**** Records to process ****
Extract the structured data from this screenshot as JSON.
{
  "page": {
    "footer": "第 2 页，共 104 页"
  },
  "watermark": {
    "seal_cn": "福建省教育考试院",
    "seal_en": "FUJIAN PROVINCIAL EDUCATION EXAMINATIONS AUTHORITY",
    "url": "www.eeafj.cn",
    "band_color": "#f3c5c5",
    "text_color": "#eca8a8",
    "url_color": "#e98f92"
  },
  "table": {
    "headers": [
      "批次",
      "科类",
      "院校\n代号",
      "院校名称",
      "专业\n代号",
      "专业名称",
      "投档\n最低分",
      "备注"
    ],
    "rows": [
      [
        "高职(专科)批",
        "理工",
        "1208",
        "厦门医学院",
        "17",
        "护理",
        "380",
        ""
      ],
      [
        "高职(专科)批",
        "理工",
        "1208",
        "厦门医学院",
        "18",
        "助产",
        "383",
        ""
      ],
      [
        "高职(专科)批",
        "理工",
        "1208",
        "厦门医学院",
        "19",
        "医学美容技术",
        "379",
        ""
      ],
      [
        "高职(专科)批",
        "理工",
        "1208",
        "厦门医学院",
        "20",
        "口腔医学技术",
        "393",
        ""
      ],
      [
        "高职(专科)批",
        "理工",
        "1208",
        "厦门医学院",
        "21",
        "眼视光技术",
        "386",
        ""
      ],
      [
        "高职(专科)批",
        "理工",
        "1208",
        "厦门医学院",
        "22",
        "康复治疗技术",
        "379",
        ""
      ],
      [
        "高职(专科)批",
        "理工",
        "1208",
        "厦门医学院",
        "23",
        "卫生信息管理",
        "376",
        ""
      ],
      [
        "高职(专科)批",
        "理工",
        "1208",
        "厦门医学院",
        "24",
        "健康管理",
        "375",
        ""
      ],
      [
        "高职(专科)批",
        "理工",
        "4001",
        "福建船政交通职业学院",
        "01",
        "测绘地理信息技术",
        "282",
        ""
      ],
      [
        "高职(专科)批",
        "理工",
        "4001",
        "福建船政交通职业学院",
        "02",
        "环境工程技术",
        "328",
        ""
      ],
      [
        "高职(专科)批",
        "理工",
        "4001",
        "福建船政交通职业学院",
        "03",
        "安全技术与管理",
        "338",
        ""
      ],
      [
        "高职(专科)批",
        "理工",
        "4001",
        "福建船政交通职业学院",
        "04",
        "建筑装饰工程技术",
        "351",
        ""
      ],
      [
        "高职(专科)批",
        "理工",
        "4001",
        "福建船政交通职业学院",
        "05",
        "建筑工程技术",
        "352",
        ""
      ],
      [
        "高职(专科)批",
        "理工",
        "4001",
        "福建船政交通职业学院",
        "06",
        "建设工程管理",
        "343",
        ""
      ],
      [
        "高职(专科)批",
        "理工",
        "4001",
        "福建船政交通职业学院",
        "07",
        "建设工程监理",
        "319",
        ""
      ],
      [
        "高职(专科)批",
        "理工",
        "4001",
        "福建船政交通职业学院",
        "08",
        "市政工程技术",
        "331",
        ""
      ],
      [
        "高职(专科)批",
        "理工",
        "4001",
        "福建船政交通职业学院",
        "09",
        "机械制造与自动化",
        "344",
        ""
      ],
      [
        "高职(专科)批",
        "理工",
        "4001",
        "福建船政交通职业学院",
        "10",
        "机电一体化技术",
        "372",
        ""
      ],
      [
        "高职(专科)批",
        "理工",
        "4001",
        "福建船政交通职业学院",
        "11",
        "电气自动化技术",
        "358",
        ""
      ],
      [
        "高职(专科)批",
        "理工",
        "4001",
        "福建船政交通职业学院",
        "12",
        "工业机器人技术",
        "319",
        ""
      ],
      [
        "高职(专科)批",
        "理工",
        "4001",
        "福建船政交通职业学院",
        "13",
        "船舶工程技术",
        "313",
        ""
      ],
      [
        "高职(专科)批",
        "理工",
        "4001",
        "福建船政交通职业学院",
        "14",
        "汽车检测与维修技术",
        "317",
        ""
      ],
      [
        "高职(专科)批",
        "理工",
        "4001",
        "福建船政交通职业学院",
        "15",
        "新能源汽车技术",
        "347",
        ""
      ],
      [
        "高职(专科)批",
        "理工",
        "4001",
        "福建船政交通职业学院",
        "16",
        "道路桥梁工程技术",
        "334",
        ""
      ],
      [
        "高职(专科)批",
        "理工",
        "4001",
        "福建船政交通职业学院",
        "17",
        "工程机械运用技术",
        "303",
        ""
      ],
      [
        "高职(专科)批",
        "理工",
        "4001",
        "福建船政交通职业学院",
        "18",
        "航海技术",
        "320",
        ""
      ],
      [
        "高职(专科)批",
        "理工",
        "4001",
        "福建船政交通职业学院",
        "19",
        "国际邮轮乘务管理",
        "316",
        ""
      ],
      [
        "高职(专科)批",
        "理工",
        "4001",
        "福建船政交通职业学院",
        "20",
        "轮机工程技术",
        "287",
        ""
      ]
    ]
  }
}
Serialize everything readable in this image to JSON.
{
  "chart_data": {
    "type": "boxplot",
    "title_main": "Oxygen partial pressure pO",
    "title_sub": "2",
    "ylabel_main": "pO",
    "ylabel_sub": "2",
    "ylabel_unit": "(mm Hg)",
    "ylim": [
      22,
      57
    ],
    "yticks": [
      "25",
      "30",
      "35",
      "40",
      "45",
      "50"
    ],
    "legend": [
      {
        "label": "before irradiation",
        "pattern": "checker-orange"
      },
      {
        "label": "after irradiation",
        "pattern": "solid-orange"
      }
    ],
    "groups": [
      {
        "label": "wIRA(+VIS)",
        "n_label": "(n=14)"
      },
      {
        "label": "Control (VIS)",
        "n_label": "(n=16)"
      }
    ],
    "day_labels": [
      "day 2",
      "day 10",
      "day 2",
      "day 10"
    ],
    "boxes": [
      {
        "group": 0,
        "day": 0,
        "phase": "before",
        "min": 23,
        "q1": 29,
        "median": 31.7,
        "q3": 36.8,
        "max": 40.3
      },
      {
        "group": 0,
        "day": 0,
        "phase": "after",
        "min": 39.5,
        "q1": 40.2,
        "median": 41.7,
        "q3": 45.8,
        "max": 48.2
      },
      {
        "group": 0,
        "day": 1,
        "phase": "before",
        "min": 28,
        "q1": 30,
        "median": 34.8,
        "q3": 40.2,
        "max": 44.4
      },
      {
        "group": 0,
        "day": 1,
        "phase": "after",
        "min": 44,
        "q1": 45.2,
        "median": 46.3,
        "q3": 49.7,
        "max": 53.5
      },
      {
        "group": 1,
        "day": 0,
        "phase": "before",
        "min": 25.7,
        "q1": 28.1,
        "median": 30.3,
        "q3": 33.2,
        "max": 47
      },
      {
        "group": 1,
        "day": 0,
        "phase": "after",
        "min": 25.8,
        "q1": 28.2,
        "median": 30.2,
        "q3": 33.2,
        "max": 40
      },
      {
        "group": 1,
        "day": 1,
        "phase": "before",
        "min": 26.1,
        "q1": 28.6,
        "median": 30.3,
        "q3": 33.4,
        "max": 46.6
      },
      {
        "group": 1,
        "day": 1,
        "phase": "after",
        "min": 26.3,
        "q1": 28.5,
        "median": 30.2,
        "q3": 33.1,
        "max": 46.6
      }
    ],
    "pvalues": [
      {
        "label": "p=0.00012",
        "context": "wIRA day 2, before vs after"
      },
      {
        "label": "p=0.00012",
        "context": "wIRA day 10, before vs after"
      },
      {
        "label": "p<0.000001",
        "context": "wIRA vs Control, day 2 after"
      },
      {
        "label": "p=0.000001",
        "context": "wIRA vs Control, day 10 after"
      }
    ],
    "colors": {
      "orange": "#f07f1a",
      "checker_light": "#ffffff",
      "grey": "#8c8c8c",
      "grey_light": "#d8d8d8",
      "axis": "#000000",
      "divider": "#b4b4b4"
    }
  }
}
****
_What is expected_.
Copy each record from above without leaving any out.

_The solution_.
Extract the structured data from this screenshot as JSON.
{
  "page": {
    "footer": "第 2 页，共 104 页"
  },
  "watermark": {
    "seal_cn": "福建省教育考试院",
    "seal_en": "FUJIAN PROVINCIAL EDUCATION EXAMINATIONS AUTHORITY",
    "url": "www.eeafj.cn",
    "band_color": "#f3c5c5",
    "text_color": "#eca8a8",
    "url_color": "#e98f92"
  },
  "table": {
    "headers": [
      "批次",
      "科类",
      "院校\n代号",
      "院校名称",
      "专业\n代号",
      "专业名称",
      "投档\n最低分",
      "备注"
    ],
    "rows": [
      [
        "高职(专科)批",
        "理工",
        "1208",
        "厦门医学院",
        "17",
        "护理",
        "380",
        ""
      ],
      [
        "高职(专科)批",
        "理工",
        "1208",
        "厦门医学院",
        "18",
        "助产",
        "383",
        ""
      ],
      [
        "高职(专科)批",
        "理工",
        "1208",
        "厦门医学院",
        "19",
        "医学美容技术",
        "379",
        ""
      ],
      [
        "高职(专科)批",
        "理工",
        "1208",
        "厦门医学院",
        "20",
        "口腔医学技术",
        "393",
        ""
      ],
      [
        "高职(专科)批",
        "理工",
        "1208",
        "厦门医学院",
        "21",
        "眼视光技术",
        "386",
        ""
      ],
      [
        "高职(专科)批",
        "理工",
        "1208",
        "厦门医学院",
        "22",
        "康复治疗技术",
        "379",
        ""
      ],
      [
        "高职(专科)批",
        "理工",
        "1208",
        "厦门医学院",
        "23",
        "卫生信息管理",
        "376",
        ""
      ],
      [
        "高职(专科)批",
        "理工",
        "1208",
        "厦门医学院",
        "24",
        "健康管理",
        "375",
        ""
      ],
      [
        "高职(专科)批",
        "理工",
        "4001",
        "福建船政交通职业学院",
        "01",
        "测绘地理信息技术",
        "282",
        ""
      ],
      [
        "高职(专科)批",
        "理工",
        "4001",
        "福建船政交通职业学院",
        "02",
        "环境工程技术",
        "328",
        ""
      ],
      [
        "高职(专科)批",
        "理工",
        "4001",
        "福建船政交通职业学院",
        "03",
        "安全技术与管理",
        "338",
        ""
      ],
      [
        "高职(专科)批",
        "理工",
        "4001",
        "福建船政交通职业学院",
        "04",
        "建筑装饰工程技术",
        "351",
        ""
      ],
      [
        "高职(专科)批",
        "理工",
        "4001",
        "福建船政交通职业学院",
        "05",
        "建筑工程技术",
        "352",
        ""
      ],
      [
        "高职(专科)批",
        "理工",
        "4001",
        "福建船政交通职业学院",
        "06",
        "建设工程管理",
        "343",
        ""
      ],
      [
        "高职(专科)批",
        "理工",
        "4001",
        "福建船政交通职业学院",
        "07",
        "建设工程监理",
        "319",
        ""
      ],
      [
        "高职(专科)批",
        "理工",
        "4001",
        "福建船政交通职业学院",
        "08",
        "市政工程技术",
        "331",
        ""
      ],
      [
        "高职(专科)批",
        "理工",
        "4001",
        "福建船政交通职业学院",
        "09",
        "机械制造与自动化",
        "344",
        ""
      ],
      [
        "高职(专科)批",
        "理工",
        "4001",
        "福建船政交通职业学院",
        "10",
        "机电一体化技术",
        "372",
        ""
      ],
      [
        "高职(专科)批",
        "理工",
        "4001",
        "福建船政交通职业学院",
        "11",
        "电气自动化技术",
        "358",
        ""
      ],
      [
        "高职(专科)批",
        "理工",
        "4001",
        "福建船政交通职业学院",
        "12",
        "工业机器人技术",
        "319",
        ""
      ],
      [
        "高职(专科)批",
        "理工",
        "4001",
        "福建船政交通职业学院",
        "13",
        "船舶工程技术",
        "313",
        ""
      ],
      [
        "高职(专科)批",
        "理工",
        "4001",
        "福建船政交通职业学院",
        "14",
        "汽车检测与维修技术",
        "317",
        ""
      ],
      [
        "高职(专科)批",
        "理工",
        "4001",
        "福建船政交通职业学院",
        "15",
        "新能源汽车技术",
        "347",
        ""
      ],
      [
        "高职(专科)批",
        "理工",
        "4001",
        "福建船政交通职业学院",
        "16",
        "道路桥梁工程技术",
        "334",
        ""
      ],
      [
        "高职(专科)批",
        "理工",
        "4001",
        "福建船政交通职业学院",
        "17",
        "工程机械运用技术",
        "303",
        ""
      ],
      [
        "高职(专科)批",
        "理工",
        "4001",
        "福建船政交通职业学院",
        "18",
        "航海技术",
        "320",
        ""
      ],
      [
        "高职(专科)批",
        "理工",
        "4001",
        "福建船政交通职业学院",
        "19",
        "国际邮轮乘务管理",
        "316",
        ""
      ],
      [
        "高职(专科)批",
        "理工",
        "4001",
        "福建船政交通职业学院",
        "20",
        "轮机工程技术",
        "287",
        ""
      ]
    ]
  }
}
Serialize everything readable in this image to JSON.
{
  "chart_data": {
    "type": "boxplot",
    "title_main": "Oxygen partial pressure pO",
    "title_sub": "2",
    "ylabel_main": "pO",
    "ylabel_sub": "2",
    "ylabel_unit": "(mm Hg)",
    "ylim": [
      22,
      57
    ],
    "yticks": [
      "25",
      "30",
      "35",
      "40",
      "45",
      "50"
    ],
    "legend": [
      {
        "label": "before irradiation",
        "pattern": "checker-orange"
      },
      {
        "label": "after irradiation",
        "pattern": "solid-orange"
      }
    ],
    "groups": [
      {
        "label": "wIRA(+VIS)",
        "n_label": "(n=14)"
      },
      {
        "label": "Control (VIS)",
        "n_label": "(n=16)"
      }
    ],
    "day_labels": [
      "day 2",
      "day 10",
      "day 2",
      "day 10"
    ],
    "boxes": [
      {
        "group": 0,
        "day": 0,
        "phase": "before",
        "min": 23,
        "q1": 29,
        "median": 31.7,
        "q3": 36.8,
        "max": 40.3
      },
      {
        "group": 0,
        "day": 0,
        "phase": "after",
        "min": 39.5,
        "q1": 40.2,
        "median": 41.7,
        "q3": 45.8,
        "max": 48.2
      },
      {
        "group": 0,
        "day": 1,
        "phase": "before",
        "min": 28,
        "q1": 30,
        "median": 34.8,
        "q3": 40.2,
        "max": 44.4
      },
      {
        "group": 0,
        "day": 1,
        "phase": "after",
        "min": 44,
        "q1": 45.2,
        "median": 46.3,
        "q3": 49.7,
        "max": 53.5
      },
      {
        "group": 1,
        "day": 0,
        "phase": "before",
        "min": 25.7,
        "q1": 28.1,
        "median": 30.3,
        "q3": 33.2,
        "max": 47
      },
      {
        "group": 1,
        "day": 0,
        "phase": "after",
        "min": 25.8,
        "q1": 28.2,
        "median": 30.2,
        "q3": 33.2,
        "max": 40
      },
      {
        "group": 1,
        "day": 1,
        "phase": "before",
        "min": 26.1,
        "q1": 28.6,
        "median": 30.3,
        "q3": 33.4,
        "max": 46.6
      },
      {
        "group": 1,
        "day": 1,
        "phase": "after",
        "min": 26.3,
        "q1": 28.5,
        "median": 30.2,
        "q3": 33.1,
        "max": 46.6
      }
    ],
    "pvalues": [
      {
        "label": "p=0.00012",
        "context": "wIRA day 2, before vs after"
      },
      {
        "label": "p=0.00012",
        "context": "wIRA day 10, before vs after"
      },
      {
        "label": "p<0.000001",
        "context": "wIRA vs Control, day 2 after"
      },
      {
        "label": "p=0.000001",
        "context": "wIRA vs Control, day 10 after"
      }
    ],
    "colors": {
      "orange": "#f07f1a",
      "checker_light": "#ffffff",
      "grey": "#8c8c8c",
      "grey_light": "#d8d8d8",
      "axis": "#000000",
      "divider": "#b4b4b4"
    }
  }
}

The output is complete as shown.